■ PROBLEM REQUIREMENTS
Records follow. Pull out every line that contains "Herasymenko".

Stored dataset items:
## Begin
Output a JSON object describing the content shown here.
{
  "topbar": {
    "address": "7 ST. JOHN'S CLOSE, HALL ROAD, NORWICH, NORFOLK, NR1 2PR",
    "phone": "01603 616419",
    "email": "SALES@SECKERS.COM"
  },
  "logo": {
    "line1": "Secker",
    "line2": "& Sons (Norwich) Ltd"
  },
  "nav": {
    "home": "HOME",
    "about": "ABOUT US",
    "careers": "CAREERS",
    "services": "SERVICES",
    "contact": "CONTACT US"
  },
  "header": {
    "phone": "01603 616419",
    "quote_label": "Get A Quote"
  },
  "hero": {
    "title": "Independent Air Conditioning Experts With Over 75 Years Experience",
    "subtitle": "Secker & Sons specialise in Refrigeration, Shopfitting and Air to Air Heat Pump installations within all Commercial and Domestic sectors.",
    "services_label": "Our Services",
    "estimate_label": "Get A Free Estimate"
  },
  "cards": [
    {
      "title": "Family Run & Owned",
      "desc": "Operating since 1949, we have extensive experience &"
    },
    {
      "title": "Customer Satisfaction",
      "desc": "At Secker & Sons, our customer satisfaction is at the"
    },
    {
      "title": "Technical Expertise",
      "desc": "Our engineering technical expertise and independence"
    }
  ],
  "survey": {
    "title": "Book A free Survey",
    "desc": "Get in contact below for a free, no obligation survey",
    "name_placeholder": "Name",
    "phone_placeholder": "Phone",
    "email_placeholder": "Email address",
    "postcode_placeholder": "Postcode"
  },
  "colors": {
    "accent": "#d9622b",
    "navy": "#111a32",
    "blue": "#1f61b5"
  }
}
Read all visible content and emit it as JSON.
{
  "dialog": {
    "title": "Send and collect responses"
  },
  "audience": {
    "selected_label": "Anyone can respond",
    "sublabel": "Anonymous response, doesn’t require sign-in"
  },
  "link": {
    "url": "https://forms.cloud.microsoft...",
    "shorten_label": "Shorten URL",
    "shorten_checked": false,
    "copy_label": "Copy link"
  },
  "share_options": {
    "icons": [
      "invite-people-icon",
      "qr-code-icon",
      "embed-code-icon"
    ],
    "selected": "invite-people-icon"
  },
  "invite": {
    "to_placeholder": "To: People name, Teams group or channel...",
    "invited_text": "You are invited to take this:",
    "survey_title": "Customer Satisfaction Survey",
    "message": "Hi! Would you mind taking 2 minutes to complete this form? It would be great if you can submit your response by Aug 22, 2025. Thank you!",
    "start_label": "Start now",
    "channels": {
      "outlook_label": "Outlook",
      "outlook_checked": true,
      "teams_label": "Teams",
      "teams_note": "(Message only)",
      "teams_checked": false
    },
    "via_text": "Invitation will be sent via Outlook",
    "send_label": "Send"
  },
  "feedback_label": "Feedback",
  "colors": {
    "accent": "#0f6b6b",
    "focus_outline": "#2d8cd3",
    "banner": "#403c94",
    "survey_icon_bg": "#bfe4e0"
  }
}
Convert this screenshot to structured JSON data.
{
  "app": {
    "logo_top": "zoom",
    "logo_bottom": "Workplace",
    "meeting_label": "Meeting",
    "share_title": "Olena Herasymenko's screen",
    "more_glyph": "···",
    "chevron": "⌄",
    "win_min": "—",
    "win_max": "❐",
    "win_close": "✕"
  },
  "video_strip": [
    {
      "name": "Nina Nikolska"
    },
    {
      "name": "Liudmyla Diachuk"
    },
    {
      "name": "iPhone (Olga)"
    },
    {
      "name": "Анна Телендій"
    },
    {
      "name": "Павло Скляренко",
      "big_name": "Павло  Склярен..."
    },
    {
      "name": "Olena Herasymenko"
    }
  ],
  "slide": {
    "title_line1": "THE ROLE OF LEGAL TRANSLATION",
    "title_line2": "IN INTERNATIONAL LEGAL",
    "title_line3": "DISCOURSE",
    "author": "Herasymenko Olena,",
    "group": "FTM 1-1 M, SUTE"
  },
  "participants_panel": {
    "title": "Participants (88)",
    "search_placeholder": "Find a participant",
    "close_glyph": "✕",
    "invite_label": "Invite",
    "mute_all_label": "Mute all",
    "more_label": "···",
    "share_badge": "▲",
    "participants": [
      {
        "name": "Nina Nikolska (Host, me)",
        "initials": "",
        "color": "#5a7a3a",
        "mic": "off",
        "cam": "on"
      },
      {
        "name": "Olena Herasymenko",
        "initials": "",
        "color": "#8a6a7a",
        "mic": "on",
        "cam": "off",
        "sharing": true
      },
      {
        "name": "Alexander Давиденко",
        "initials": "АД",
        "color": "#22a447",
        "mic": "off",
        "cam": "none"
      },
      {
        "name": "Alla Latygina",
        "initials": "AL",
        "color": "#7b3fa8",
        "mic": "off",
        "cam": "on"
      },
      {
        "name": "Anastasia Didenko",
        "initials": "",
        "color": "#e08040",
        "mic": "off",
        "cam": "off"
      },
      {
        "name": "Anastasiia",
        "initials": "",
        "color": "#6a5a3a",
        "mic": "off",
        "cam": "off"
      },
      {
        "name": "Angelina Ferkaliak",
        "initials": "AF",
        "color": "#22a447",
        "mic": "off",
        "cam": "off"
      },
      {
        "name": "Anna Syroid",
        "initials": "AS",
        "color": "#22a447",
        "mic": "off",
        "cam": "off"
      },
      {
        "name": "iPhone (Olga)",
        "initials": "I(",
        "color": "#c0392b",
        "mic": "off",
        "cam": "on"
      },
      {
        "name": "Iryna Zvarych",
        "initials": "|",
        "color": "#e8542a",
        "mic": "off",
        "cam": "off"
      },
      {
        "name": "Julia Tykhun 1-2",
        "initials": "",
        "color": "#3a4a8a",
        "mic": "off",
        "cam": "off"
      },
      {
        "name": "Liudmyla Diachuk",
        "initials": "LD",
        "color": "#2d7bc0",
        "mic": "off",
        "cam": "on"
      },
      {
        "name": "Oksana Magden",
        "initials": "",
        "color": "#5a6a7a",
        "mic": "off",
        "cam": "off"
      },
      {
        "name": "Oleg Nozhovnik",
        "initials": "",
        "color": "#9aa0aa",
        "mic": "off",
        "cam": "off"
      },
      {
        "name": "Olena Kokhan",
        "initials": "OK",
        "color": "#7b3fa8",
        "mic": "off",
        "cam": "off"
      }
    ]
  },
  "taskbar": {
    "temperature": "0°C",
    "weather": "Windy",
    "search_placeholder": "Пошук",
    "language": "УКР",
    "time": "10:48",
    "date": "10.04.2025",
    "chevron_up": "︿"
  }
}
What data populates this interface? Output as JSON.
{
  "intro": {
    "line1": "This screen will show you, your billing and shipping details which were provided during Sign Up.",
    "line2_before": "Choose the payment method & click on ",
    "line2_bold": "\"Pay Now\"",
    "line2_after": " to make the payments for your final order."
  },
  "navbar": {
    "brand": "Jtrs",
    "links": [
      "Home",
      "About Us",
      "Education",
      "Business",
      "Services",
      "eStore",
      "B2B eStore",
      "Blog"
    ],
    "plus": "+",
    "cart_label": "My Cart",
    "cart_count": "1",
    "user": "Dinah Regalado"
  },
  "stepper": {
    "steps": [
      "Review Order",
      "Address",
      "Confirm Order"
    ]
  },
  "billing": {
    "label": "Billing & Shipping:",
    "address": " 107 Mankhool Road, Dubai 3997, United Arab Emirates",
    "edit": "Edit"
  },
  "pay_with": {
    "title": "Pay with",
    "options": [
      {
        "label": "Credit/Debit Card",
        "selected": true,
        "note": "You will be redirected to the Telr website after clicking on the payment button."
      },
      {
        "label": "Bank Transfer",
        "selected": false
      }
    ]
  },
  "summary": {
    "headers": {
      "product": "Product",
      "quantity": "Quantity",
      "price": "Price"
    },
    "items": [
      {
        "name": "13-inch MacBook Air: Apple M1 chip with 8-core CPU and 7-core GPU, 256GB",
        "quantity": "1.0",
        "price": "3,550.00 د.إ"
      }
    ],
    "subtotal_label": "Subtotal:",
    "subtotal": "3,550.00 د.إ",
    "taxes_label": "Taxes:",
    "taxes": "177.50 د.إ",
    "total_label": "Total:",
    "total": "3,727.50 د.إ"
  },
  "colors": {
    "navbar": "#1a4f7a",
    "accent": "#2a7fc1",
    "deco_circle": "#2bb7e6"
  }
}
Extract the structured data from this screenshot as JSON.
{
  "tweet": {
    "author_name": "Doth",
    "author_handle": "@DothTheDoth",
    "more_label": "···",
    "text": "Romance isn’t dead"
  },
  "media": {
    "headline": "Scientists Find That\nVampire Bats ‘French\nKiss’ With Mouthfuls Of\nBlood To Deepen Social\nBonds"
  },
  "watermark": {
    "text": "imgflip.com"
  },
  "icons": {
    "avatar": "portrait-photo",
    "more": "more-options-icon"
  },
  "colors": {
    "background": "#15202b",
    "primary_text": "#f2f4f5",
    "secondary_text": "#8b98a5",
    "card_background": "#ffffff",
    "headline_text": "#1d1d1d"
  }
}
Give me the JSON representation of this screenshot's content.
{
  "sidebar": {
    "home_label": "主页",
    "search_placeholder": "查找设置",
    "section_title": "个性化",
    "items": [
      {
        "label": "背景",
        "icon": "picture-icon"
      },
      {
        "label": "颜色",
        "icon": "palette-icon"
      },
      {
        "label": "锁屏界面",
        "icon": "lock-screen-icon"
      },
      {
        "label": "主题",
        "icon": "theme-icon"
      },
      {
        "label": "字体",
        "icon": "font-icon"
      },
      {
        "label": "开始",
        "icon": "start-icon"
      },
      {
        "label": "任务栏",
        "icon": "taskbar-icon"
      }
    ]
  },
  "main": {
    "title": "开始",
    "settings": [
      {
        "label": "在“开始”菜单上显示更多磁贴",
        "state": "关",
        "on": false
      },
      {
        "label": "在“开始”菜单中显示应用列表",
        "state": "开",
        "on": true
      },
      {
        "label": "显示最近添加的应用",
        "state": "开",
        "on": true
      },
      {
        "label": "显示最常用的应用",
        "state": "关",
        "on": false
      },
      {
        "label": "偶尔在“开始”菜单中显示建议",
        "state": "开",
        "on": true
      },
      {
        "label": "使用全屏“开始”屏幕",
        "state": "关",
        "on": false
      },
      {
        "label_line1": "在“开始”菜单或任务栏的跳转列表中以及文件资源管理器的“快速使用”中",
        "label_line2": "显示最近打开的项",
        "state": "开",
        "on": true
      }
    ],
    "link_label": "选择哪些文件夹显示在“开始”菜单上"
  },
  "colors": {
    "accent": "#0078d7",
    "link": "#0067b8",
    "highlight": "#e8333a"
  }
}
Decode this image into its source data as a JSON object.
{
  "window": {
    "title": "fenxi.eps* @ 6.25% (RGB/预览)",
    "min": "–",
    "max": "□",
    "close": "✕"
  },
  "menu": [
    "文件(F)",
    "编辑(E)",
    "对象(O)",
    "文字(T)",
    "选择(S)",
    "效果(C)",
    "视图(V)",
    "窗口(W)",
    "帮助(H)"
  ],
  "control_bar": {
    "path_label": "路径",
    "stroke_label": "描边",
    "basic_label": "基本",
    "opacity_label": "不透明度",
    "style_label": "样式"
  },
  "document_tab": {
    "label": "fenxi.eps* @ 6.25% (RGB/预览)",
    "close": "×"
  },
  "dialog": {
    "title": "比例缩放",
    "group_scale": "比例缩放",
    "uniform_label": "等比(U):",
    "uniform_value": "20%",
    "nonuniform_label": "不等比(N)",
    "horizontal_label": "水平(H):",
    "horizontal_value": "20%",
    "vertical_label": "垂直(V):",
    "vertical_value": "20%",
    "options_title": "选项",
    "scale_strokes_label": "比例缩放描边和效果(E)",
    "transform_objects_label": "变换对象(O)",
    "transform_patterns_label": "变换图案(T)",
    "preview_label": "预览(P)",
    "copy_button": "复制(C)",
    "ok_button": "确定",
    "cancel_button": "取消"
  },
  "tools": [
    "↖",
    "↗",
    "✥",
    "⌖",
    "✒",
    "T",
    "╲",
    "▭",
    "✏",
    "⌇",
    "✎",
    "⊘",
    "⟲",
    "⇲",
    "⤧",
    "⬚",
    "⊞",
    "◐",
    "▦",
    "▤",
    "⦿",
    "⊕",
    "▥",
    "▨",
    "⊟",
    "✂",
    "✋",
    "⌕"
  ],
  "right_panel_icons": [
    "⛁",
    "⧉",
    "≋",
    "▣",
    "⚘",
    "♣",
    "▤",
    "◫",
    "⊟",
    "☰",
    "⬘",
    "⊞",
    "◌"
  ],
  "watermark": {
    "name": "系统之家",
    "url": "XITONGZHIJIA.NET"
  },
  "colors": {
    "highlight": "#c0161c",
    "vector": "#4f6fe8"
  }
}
## End
■ SOLUTION
    "share_title": "Olena Herasymenko's screen",
      "name": "Olena Herasymenko"
    "author": "Herasymenko Olena,",
        "name": "Olena Herasymenko",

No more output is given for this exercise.